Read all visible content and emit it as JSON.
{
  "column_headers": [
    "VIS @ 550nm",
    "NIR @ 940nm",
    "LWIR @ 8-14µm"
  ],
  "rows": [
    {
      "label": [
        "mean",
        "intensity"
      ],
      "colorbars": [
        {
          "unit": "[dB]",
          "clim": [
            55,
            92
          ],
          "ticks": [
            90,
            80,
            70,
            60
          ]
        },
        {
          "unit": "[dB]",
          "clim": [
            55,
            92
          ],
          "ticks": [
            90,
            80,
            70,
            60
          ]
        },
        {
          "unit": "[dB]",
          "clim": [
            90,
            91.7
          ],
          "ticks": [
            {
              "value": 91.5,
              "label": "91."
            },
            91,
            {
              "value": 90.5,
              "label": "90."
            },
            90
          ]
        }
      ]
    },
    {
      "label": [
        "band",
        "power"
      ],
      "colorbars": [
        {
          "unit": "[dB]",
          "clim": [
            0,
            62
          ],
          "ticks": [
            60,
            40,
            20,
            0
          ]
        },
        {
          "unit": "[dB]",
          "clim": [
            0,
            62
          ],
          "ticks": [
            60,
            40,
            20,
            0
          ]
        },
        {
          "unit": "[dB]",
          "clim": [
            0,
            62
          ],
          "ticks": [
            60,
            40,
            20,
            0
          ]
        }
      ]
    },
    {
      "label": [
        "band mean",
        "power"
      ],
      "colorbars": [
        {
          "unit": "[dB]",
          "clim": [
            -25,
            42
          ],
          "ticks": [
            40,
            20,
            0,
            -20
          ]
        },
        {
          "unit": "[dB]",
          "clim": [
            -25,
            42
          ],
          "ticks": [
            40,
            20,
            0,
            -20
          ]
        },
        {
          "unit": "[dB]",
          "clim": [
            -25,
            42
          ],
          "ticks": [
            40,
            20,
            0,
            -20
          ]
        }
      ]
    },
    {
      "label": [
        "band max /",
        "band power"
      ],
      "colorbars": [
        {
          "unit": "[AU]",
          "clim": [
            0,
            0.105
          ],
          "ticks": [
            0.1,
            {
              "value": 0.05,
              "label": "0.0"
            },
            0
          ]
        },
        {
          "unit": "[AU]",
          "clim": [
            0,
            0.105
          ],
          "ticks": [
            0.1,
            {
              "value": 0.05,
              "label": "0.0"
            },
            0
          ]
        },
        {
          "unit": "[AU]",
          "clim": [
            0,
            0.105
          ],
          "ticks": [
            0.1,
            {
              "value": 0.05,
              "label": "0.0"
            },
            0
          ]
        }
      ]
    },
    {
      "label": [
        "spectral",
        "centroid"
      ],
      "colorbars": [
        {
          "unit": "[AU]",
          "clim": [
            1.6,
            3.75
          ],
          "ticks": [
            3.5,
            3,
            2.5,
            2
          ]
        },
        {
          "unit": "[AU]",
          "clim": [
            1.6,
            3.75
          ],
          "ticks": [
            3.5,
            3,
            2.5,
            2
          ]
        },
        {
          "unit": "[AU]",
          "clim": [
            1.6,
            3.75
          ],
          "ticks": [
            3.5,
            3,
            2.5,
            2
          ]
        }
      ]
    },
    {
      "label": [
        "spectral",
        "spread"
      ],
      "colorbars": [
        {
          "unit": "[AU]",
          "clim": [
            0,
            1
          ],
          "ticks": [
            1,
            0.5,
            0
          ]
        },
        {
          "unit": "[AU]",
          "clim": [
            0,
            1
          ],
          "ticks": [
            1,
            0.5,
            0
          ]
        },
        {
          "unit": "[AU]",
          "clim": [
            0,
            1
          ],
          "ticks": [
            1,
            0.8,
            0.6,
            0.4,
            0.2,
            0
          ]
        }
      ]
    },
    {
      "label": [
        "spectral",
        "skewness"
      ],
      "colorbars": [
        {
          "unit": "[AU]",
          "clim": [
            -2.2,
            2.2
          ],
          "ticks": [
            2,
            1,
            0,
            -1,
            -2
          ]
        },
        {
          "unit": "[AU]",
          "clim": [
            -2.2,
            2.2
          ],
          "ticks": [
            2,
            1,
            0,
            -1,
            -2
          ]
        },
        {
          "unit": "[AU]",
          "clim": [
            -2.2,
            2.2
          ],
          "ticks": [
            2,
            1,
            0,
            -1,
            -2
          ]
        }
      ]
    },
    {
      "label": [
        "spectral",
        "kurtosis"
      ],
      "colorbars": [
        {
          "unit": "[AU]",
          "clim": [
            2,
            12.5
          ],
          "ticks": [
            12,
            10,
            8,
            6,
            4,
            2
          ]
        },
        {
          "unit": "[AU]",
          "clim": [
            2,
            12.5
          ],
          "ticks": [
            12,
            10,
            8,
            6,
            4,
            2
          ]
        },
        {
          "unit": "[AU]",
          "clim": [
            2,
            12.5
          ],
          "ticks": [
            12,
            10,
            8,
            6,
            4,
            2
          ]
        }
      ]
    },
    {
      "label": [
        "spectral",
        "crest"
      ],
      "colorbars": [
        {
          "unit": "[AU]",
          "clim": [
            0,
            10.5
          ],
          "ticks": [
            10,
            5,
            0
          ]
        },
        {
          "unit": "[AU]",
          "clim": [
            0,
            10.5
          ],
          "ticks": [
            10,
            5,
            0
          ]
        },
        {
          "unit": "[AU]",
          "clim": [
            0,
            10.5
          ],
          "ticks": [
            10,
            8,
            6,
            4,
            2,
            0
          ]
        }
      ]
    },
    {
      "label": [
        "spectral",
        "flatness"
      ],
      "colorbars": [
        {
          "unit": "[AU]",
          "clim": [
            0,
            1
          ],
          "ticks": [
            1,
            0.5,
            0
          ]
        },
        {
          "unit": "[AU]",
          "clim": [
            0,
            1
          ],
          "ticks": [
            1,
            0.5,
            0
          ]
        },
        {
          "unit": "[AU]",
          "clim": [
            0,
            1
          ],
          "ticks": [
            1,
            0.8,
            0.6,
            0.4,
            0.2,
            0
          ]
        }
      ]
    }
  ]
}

▸ Do this: Output every record above exactly as it appears.

▸ Written solution:
Read all visible content and emit it as JSON.
{
  "column_headers": [
    "VIS @ 550nm",
    "NIR @ 940nm",
    "LWIR @ 8-14µm"
  ],
  "rows": [
    {
      "label": [
        "mean",
        "intensity"
      ],
      "colorbars": [
        {
          "unit": "[dB]",
          "clim": [
            55,
            92
          ],
          "ticks": [
            90,
            80,
            70,
            60
          ]
        },
        {
          "unit": "[dB]",
          "clim": [
            55,
            92
          ],
          "ticks": [
            90,
            80,
            70,
            60
          ]
        },
        {
          "unit": "[dB]",
          "clim": [
            90,
            91.7
          ],
          "ticks": [
            {
              "value": 91.5,
              "label": "91."
            },
            91,
            {
              "value": 90.5,
              "label": "90."
            },
            90
          ]
        }
      ]
    },
    {
      "label": [
        "band",
        "power"
      ],
      "colorbars": [
        {
          "unit": "[dB]",
          "clim": [
            0,
            62
          ],
          "ticks": [
            60,
            40,
            20,
            0
          ]
        },
        {
          "unit": "[dB]",
          "clim": [
            0,
            62
          ],
          "ticks": [
            60,
            40,
            20,
            0
          ]
        },
        {
          "unit": "[dB]",
          "clim": [
            0,
            62
          ],
          "ticks": [
            60,
            40,
            20,
            0
          ]
        }
      ]
    },
    {
      "label": [
        "band mean",
        "power"
      ],
      "colorbars": [
        {
          "unit": "[dB]",
          "clim": [
            -25,
            42
          ],
          "ticks": [
            40,
            20,
            0,
            -20
          ]
        },
        {
          "unit": "[dB]",
          "clim": [
            -25,
            42
          ],
          "ticks": [
            40,
            20,
            0,
            -20
          ]
        },
        {
          "unit": "[dB]",
          "clim": [
            -25,
            42
          ],
          "ticks": [
            40,
            20,
            0,
            -20
          ]
        }
      ]
    },
    {
      "label": [
        "band max /",
        "band power"
      ],
      "colorbars": [
        {
          "unit": "[AU]",
          "clim": [
            0,
            0.105
          ],
          "ticks": [
            0.1,
            {
              "value": 0.05,
              "label": "0.0"
            },
            0
          ]
        },
        {
          "unit": "[AU]",
          "clim": [
            0,
            0.105
          ],
          "ticks": [
            0.1,
            {
              "value": 0.05,
              "label": "0.0"
            },
            0
          ]
        },
        {
          "unit": "[AU]",
          "clim": [
            0,
            0.105
          ],
          "ticks": [
            0.1,
            {
              "value": 0.05,
              "label": "0.0"
            },
            0
          ]
        }
      ]
    },
    {
      "label": [
        "spectral",
        "centroid"
      ],
      "colorbars": [
        {
          "unit": "[AU]",
          "clim": [
            1.6,
            3.75
          ],
          "ticks": [
            3.5,
            3,
            2.5,
            2
          ]
        },
        {
          "unit": "[AU]",
          "clim": [
            1.6,
            3.75
          ],
          "ticks": [
            3.5,
            3,
            2.5,
            2
          ]
        },
        {
          "unit": "[AU]",
          "clim": [
            1.6,
            3.75
          ],
          "ticks": [
            3.5,
            3,
            2.5,
            2
          ]
        }
      ]
    },
    {
      "label": [
        "spectral",
        "spread"
      ],
      "colorbars": [
        {
          "unit": "[AU]",
          "clim": [
            0,
            1
          ],
          "ticks": [
            1,
            0.5,
            0
          ]
        },
        {
          "unit": "[AU]",
          "clim": [
            0,
            1
          ],
          "ticks": [
            1,
            0.5,
            0
          ]
        },
        {
          "unit": "[AU]",
          "clim": [
            0,
            1
          ],
          "ticks": [
            1,
            0.8,
            0.6,
            0.4,
            0.2,
            0
          ]
        }
      ]
    },
    {
      "label": [
        "spectral",
        "skewness"
      ],
      "colorbars": [
        {
          "unit": "[AU]",
          "clim": [
            -2.2,
            2.2
          ],
          "ticks": [
            2,
            1,
            0,
            -1,
            -2
          ]
        },
        {
          "unit": "[AU]",
          "clim": [
            -2.2,
            2.2
          ],
          "ticks": [
            2,
            1,
            0,
            -1,
            -2
          ]
        },
        {
          "unit": "[AU]",
          "clim": [
            -2.2,
            2.2
          ],
          "ticks": [
            2,
            1,
            0,
            -1,
            -2
          ]
        }
      ]
    },
    {
      "label": [
        "spectral",
        "kurtosis"
      ],
      "colorbars": [
        {
          "unit": "[AU]",
          "clim": [
            2,
            12.5
          ],
          "ticks": [
            12,
            10,
            8,
            6,
            4,
            2
          ]
        },
        {
          "unit": "[AU]",
          "clim": [
            2,
            12.5
          ],
          "ticks": [
            12,
            10,
            8,
            6,
            4,
            2
          ]
        },
        {
          "unit": "[AU]",
          "clim": [
            2,
            12.5
          ],
          "ticks": [
            12,
            10,
            8,
            6,
            4,
            2
          ]
        }
      ]
    },
    {
      "label": [
        "spectral",
        "crest"
      ],
      "colorbars": [
        {
          "unit": "[AU]",
          "clim": [
            0,
            10.5
          ],
          "ticks": [
            10,
            5,
            0
          ]
        },
        {
          "unit": "[AU]",
          "clim": [
            0,
            10.5
          ],
          "ticks": [
            10,
            5,
            0
          ]
        },
        {
          "unit": "[AU]",
          "clim": [
            0,
            10.5
          ],
          "ticks": [
            10,
            8,
            6,
            4,
            2,
            0
          ]
        }
      ]
    },
    {
      "label": [
        "spectral",
        "flatness"
      ],
      "colorbars": [
        {
          "unit": "[AU]",
          "clim": [
            0,
            1
          ],
          "ticks": [
            1,
            0.5,
            0
          ]
        },
        {
          "unit": "[AU]",
          "clim": [
            0,
            1
          ],
          "ticks": [
            1,
            0.5,
            0
          ]
        },
        {
          "unit": "[AU]",
          "clim": [
            0,
            1
          ],
          "ticks": [
            1,
            0.8,
            0.6,
            0.4,
            0.2,
            0
          ]
        }
      ]
    }
  ]
}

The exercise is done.